• WHAT YOU WILL DO
Identify all lines in the data containing the string "text". Copy them out.

Items from a dataset:
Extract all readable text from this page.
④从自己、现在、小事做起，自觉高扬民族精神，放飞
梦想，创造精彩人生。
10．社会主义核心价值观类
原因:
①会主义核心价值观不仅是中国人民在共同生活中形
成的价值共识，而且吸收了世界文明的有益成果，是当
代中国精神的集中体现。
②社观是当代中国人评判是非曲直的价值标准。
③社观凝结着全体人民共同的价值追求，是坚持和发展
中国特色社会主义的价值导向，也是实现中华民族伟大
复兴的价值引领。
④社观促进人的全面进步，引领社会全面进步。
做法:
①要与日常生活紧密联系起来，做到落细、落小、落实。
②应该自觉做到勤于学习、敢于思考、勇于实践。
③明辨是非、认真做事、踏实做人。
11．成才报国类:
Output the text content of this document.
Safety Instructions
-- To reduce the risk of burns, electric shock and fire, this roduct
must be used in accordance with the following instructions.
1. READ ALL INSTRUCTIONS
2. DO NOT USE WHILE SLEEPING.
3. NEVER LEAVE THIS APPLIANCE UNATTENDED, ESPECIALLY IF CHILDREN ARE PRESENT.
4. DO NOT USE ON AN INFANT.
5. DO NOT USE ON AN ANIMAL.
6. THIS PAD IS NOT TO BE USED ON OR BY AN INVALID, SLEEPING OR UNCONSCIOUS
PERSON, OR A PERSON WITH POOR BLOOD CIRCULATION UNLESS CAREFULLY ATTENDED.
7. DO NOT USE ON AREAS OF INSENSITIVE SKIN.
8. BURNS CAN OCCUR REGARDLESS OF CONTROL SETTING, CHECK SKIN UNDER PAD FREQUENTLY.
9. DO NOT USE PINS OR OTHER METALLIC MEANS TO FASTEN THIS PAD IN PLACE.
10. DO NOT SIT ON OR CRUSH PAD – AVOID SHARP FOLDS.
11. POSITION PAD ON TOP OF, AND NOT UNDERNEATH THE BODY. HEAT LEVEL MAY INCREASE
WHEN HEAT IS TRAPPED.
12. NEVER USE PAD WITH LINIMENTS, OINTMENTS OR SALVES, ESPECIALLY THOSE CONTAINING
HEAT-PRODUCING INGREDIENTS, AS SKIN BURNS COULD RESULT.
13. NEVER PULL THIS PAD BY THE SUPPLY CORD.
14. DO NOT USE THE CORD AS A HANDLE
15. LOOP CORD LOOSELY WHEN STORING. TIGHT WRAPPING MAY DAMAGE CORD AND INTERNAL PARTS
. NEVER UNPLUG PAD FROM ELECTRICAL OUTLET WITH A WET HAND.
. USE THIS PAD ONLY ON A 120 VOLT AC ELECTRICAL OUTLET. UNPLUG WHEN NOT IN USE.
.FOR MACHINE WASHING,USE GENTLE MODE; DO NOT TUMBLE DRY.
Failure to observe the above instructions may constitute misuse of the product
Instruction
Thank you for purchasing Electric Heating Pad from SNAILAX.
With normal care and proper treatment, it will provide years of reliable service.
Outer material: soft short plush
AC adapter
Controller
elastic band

• ANSWER TO THIS EXERCISE
Extract all readable text from this page.
Output the text content of this document.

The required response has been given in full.